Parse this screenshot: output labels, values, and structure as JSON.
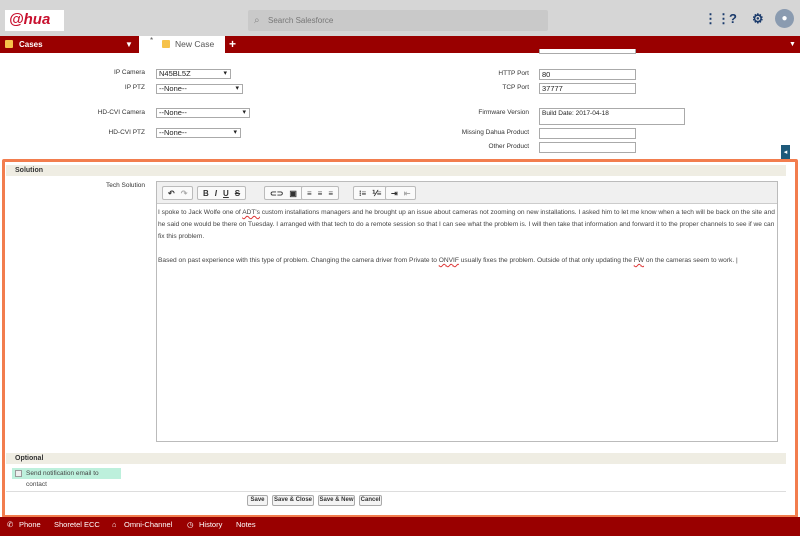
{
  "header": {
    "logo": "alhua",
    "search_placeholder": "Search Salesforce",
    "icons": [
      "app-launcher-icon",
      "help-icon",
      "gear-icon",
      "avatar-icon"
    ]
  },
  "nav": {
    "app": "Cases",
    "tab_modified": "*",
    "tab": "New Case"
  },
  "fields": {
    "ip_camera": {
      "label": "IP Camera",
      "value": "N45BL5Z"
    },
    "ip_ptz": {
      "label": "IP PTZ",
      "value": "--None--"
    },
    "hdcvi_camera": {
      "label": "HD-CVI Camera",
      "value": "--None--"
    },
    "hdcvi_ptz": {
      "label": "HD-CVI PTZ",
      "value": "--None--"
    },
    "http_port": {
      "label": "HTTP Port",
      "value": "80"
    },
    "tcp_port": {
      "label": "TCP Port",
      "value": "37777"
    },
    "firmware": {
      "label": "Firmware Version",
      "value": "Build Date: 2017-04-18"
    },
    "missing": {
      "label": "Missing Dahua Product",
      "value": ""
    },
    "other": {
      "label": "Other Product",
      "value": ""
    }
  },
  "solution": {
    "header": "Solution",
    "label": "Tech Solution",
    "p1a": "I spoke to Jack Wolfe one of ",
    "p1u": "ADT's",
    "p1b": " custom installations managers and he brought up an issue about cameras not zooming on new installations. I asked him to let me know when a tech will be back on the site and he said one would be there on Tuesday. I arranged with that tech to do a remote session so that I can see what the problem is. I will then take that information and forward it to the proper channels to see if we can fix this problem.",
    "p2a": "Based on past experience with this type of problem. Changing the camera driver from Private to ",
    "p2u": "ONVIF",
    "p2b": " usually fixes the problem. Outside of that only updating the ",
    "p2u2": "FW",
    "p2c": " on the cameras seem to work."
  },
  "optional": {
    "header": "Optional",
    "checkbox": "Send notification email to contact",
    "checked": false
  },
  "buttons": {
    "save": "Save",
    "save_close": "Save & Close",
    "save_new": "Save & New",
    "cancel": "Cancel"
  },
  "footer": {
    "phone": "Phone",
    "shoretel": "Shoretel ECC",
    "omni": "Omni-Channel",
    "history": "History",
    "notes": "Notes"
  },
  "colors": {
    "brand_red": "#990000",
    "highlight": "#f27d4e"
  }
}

◇ ◇ ◇ ◇ ◇ ◇ ◇

List every line above that contains the word "problem".

    "p1b": " custom installations managers and he brought up an issue about cameras not zooming on new installations. I asked him to let me know when a tech will be back on the site and he said one would be there on Tuesday. I arranged with that tech to do a remote session so that I can see what the problem is. I will then take that information and forward it to the proper channels to see if we can fix this problem.",
    "p2a": "Based on past experience with this type of problem. Changing the camera driver from Private to ",
    "p2b": " usually fixes the problem. Outside of that only updating the ",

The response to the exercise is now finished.